*Given passage*:
━━━━

Monday, May 23, 2022

“One Thing” (Matthew 5:6) - Follow Me IV -

Hunger

Hunger is a sign of life. Only live people need food, they crave water. A hungry person is a normal person. Hunger is a God-given gift for us to live a life. Along with this physical hunger, every person who has breath is also given a different kind of hunger – a spiritual hunger.

Blaise Pascal once famously said, “There is a God shaped vacuum in the heart of every man which cannot be filled by any created thing, but only by God, the Creator, made known through Jesus.” Sundar Singh, Indian missionary, also rightly said, “In comparison with this big world, the human heart is only a small thing. Though the world is so large, it is utterly unable to satisfy this tiny heart. The ever-growing soul and its capacity can be satisfied only in the infinite God. As water is restless until it reaches its level, so the soul has not peace until it rests in God.”

But sadly, we see so many people try to satisfy their spiritual hunger and quench their thirst in wrong places rather than in God. God said to the Israelites, “My people have committed two sins: They have forsaken me, the spring of living water, and have dug their own cisterns, broken cisterns that cannot hold water” (Jer 2:13). God’s people, you and I, have dug our own cisterns – the cisterns of money, security, fame, pleasure, and success. The more we drink from those cisterns, the more thirstry we become. It’s like drinking seawater. So what’s the cure? Jesus said, “Blessed are those who hunger and thirst for righteousness, for they will be filled” (Matt 5:5).

Hunger for Righteousness

What does it mean to hunger for righteousness? In this context, righteousness means to be right with God. So to hunger for righteousness means to have a strong, constant desire to be right with God, to be in fellowship with God, to walk with God.

━━━━

*Data supplied*:

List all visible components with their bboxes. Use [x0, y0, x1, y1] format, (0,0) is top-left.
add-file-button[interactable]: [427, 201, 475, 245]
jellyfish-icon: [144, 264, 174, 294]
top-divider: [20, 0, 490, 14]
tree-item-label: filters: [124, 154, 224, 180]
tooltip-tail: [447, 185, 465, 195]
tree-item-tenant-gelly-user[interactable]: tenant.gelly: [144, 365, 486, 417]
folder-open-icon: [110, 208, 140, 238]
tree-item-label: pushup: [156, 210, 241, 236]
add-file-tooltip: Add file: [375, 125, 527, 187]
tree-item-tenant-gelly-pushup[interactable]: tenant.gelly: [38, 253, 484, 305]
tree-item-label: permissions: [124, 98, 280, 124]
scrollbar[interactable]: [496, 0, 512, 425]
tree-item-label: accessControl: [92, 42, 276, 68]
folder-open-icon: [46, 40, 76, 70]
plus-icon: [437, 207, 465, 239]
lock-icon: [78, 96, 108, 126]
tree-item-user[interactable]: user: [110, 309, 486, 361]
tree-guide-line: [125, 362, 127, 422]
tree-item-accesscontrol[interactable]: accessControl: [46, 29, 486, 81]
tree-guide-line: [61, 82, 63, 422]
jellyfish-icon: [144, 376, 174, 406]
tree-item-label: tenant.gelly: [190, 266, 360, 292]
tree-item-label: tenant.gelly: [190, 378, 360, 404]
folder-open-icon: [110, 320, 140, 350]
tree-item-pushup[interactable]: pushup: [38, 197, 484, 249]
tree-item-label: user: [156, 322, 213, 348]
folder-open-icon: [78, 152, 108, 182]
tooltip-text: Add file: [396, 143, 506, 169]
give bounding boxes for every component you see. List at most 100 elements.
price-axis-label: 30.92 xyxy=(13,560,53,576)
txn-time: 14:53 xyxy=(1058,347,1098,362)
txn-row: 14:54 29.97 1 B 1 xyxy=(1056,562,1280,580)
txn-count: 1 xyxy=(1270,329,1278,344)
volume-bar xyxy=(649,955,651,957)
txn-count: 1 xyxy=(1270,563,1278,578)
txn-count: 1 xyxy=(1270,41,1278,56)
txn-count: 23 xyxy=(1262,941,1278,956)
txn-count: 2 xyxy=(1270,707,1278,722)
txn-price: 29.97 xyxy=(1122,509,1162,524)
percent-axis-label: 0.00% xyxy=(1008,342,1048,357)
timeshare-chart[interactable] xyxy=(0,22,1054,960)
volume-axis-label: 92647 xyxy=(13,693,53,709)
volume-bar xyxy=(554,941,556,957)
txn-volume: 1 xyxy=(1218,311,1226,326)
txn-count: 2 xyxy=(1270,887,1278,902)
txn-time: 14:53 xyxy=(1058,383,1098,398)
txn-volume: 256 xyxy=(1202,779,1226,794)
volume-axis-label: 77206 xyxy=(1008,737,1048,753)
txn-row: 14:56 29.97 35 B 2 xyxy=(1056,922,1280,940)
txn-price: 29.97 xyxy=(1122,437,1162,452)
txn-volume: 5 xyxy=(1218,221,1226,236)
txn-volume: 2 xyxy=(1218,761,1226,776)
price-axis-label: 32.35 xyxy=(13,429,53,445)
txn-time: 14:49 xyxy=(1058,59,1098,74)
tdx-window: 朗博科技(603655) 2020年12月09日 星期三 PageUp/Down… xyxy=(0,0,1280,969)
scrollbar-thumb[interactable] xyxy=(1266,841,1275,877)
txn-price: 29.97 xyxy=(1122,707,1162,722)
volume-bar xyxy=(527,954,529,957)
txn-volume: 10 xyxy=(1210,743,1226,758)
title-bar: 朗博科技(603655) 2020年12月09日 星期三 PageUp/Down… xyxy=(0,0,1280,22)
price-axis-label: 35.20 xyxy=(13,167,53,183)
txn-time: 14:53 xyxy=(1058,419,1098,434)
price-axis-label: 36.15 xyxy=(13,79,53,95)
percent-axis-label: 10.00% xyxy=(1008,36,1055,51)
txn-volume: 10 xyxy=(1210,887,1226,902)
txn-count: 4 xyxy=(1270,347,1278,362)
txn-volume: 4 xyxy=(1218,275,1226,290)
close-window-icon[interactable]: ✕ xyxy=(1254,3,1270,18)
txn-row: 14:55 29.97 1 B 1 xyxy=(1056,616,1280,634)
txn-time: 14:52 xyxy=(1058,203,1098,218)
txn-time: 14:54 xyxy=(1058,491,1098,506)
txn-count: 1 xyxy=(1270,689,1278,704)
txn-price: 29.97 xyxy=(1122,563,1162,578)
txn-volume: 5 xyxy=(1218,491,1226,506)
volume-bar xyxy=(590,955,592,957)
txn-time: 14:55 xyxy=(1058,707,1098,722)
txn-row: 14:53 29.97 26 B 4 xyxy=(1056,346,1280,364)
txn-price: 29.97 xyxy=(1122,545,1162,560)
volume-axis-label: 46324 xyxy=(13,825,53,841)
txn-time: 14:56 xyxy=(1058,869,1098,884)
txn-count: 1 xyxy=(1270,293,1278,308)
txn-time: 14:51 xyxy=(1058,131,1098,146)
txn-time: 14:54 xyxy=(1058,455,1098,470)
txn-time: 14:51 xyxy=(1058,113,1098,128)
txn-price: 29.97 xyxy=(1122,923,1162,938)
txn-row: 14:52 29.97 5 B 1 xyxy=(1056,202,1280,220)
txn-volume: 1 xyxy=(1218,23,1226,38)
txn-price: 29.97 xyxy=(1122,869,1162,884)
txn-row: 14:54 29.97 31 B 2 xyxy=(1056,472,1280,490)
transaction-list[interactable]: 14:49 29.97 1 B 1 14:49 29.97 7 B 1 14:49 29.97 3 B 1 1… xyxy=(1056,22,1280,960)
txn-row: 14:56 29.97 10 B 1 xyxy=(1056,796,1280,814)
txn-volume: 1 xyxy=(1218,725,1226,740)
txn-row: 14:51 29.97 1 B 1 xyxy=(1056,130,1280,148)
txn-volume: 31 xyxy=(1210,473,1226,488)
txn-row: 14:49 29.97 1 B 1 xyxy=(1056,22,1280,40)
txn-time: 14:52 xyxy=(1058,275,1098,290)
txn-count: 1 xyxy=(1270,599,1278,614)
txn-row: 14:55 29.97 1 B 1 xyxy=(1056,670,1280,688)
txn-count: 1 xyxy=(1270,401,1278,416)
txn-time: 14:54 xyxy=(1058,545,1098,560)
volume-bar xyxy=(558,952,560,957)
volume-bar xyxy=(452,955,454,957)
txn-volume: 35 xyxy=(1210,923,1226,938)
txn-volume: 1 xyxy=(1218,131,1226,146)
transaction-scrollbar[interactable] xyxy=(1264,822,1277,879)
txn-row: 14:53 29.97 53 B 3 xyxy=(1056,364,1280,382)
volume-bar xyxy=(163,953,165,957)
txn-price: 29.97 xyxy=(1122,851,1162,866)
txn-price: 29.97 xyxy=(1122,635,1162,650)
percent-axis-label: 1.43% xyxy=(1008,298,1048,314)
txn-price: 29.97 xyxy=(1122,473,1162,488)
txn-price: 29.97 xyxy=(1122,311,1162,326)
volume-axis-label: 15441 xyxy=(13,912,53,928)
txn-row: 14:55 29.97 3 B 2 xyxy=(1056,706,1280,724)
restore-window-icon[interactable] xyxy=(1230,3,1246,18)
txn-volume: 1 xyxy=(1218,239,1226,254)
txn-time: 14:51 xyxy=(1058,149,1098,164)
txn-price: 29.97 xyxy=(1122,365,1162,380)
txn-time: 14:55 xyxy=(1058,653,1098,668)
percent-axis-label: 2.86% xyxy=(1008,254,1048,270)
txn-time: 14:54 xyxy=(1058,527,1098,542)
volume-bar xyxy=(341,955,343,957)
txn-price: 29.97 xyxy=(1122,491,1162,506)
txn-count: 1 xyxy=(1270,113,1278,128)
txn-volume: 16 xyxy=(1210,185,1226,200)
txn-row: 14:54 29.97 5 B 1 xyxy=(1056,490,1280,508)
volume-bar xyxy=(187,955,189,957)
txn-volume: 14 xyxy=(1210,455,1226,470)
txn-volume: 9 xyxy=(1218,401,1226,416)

━━━━

*Set task 1*:
Why does the post on Matthew 5:6 say that hungering for righteousness means having a strong, constant desire to be right with God? Answer in one to three sentences.
*Set task 2*:
Do these statements agree with the post on Matthew 5:6? Answer yes or no for each, quoting the words of the post that decide it. (a) Pascal held that created things can fill the vacuum in the human heart. (b) Sundar Singh is described as an Indian missionary. (c) Fame is one of the cisterns God's people have dug.
*Set task 3*:
Write out the post on Matthew 5:6 word for word, starting with "Hunger is a sign" and going on through "a spiritual hunger.".

*Final answer 1*:
In this context, righteousness means being right with God. So hungering for it means a strong, constant desire to be right with God, to be in fellowship with Him, and to walk with Him.

*Final answer 2*:
(a) No: "which cannot be filled by any created thing, but only by God, the Creator, made known through Jesus."
(b) Yes: "Sundar Singh, Indian missionary."
(c) Yes: "the cisterns of money, security, fame, pleasure, and success."

*Final answer 3*:
Hunger is a sign of life. Only live people need food, they crave water. A hungry person is a normal person. Hunger is a God-given gift for us to live a life. Along with this physical hunger, every person who has breath is also given a different kind of hunger – a spiritual hunger.